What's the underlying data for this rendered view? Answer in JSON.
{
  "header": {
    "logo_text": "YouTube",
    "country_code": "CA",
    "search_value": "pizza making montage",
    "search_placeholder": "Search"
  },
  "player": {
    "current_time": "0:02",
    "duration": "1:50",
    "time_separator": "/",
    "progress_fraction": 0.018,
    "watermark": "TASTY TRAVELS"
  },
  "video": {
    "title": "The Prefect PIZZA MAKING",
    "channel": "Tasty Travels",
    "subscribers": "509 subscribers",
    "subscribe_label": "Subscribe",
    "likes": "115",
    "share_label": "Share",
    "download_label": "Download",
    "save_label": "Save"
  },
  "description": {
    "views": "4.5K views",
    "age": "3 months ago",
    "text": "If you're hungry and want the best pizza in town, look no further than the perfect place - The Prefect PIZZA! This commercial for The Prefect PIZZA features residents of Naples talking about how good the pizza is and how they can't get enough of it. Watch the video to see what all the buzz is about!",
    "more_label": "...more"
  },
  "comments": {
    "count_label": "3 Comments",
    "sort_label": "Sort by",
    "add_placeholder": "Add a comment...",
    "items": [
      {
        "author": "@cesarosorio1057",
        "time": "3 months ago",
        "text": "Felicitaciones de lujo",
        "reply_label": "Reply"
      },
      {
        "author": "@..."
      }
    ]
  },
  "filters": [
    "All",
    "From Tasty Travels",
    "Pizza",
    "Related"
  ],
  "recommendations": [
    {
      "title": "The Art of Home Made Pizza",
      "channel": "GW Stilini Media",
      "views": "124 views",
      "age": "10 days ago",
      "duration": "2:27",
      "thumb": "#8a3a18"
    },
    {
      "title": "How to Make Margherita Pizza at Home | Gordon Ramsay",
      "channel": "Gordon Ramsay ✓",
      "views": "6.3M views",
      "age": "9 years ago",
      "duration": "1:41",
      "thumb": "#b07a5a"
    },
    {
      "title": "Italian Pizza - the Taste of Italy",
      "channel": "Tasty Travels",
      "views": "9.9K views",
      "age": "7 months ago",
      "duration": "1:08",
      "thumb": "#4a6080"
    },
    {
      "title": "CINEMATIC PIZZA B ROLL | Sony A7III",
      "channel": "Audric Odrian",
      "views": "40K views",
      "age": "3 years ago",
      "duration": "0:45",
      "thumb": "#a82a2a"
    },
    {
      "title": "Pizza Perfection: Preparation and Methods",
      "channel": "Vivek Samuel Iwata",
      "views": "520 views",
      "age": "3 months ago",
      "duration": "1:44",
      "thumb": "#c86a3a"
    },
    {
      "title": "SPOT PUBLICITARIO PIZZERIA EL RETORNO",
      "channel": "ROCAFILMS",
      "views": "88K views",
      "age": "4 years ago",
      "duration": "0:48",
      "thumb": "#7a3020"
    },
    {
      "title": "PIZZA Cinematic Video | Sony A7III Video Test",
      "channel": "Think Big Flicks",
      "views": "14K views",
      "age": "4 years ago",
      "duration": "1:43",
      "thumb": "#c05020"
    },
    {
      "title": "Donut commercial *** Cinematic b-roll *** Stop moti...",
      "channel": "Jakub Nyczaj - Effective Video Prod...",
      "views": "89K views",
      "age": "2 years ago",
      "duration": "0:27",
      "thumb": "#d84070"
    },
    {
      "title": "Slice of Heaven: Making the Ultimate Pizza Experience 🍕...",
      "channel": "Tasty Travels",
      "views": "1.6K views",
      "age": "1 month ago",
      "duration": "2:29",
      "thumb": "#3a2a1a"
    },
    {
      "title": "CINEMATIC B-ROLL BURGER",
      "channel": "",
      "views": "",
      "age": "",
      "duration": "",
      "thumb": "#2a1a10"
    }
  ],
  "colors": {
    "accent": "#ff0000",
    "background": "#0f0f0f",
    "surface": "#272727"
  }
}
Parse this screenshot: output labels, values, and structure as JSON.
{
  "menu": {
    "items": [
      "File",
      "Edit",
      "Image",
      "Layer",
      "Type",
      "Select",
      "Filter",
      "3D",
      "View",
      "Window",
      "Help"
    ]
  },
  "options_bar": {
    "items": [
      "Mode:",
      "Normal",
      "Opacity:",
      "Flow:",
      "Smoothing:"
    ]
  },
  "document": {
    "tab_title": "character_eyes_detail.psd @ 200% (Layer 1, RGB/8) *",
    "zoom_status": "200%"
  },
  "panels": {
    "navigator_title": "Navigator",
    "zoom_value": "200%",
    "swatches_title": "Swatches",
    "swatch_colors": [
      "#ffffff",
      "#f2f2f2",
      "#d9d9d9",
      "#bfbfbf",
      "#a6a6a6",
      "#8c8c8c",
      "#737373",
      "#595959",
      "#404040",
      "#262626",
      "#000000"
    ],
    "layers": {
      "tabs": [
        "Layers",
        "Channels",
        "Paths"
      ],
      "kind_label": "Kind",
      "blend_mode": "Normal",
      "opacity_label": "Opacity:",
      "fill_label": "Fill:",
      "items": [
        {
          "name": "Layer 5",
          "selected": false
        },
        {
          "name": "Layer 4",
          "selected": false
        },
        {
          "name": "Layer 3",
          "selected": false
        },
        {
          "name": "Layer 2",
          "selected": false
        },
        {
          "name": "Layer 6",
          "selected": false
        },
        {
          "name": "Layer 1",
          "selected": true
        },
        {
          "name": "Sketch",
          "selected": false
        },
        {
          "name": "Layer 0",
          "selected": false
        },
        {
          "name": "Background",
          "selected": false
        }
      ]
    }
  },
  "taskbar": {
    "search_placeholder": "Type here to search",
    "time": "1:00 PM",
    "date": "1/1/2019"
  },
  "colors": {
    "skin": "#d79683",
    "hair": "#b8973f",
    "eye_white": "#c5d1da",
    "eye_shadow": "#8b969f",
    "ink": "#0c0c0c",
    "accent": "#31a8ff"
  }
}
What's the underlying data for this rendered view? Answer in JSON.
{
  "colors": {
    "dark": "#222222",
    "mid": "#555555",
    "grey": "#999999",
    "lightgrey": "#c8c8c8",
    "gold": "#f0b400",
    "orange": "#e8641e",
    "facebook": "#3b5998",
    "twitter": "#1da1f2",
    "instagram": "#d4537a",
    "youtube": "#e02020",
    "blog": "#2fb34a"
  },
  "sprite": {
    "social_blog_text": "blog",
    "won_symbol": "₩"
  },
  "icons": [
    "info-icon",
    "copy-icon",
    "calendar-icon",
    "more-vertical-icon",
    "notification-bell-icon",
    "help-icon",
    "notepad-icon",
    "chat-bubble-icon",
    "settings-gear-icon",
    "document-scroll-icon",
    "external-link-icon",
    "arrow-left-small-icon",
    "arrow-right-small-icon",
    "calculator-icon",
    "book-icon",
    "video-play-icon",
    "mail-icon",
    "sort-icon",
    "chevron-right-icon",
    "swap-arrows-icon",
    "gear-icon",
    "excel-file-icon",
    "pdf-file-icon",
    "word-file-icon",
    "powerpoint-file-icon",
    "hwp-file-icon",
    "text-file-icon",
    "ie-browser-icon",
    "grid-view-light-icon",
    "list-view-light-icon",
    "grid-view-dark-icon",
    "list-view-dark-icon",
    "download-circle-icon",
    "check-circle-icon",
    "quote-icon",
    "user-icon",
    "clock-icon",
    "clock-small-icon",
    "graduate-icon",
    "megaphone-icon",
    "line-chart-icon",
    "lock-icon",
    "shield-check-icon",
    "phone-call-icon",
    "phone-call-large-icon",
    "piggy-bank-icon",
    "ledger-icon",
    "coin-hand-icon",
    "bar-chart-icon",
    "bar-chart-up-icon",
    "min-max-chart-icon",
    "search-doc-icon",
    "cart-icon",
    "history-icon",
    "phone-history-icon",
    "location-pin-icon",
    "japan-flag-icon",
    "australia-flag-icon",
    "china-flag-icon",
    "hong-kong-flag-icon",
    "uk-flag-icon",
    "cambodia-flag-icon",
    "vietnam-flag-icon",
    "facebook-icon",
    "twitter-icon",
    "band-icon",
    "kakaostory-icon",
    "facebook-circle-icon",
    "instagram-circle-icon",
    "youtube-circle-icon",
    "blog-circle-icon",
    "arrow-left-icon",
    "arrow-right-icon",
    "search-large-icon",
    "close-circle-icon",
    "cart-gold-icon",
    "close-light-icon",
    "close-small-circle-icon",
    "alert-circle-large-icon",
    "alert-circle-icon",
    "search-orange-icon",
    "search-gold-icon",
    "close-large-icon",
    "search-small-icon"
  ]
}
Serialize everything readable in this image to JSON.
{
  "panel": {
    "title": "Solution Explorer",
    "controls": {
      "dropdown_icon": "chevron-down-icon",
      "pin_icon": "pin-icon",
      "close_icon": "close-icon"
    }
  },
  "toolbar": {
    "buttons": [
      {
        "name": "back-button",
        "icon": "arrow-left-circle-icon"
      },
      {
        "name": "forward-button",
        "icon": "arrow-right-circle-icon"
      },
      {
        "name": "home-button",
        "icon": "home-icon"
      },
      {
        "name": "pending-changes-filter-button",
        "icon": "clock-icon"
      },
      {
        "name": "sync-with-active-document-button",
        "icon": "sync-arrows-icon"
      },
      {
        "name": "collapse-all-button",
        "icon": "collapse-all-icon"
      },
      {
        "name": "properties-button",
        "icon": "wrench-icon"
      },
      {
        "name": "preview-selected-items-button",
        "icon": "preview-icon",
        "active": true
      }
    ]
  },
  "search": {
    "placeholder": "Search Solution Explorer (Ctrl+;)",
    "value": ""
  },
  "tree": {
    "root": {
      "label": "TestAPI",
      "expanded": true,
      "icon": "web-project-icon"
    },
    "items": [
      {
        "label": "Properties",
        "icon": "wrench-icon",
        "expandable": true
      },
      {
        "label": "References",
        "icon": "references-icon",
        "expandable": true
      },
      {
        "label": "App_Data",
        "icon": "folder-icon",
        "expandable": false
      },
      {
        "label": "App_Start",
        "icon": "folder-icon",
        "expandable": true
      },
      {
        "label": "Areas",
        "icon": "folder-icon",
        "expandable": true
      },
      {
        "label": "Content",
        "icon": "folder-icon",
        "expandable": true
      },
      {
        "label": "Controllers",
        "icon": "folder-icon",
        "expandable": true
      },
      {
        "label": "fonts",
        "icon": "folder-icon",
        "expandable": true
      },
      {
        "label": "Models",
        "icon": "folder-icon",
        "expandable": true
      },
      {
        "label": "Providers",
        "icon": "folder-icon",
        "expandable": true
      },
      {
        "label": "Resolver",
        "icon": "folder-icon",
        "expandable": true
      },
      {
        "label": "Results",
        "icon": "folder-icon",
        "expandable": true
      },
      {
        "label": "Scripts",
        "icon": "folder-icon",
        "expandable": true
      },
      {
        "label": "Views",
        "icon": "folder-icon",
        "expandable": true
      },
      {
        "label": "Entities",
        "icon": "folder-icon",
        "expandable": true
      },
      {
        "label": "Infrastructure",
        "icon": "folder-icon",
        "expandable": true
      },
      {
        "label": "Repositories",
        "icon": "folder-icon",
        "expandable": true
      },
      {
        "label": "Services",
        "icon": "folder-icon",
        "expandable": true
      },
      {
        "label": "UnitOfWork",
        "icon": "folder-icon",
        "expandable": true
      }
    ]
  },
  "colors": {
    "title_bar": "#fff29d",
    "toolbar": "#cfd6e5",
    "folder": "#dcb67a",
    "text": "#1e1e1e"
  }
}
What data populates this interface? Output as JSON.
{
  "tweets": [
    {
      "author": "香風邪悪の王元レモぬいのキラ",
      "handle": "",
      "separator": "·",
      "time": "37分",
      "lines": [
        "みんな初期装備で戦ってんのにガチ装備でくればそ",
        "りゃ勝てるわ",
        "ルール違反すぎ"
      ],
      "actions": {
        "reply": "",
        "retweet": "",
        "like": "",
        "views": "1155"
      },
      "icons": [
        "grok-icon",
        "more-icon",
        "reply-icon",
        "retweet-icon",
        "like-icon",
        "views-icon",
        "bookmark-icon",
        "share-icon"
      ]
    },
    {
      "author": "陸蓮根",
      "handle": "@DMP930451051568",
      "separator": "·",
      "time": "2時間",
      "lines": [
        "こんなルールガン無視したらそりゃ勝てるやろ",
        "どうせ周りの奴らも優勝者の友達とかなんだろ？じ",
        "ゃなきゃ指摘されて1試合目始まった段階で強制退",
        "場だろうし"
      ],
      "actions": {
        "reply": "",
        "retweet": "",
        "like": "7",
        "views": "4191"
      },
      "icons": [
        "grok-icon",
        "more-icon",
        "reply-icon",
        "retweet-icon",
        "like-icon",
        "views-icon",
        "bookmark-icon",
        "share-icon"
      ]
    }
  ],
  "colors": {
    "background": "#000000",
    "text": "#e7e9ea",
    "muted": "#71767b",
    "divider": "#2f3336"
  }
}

## What you are asked to do
From the listing above, pick out every line containing "blog".

## Response
    "blog": "#2fb34a"
    "social_blog_text": "blog",
    "blog-circle-icon",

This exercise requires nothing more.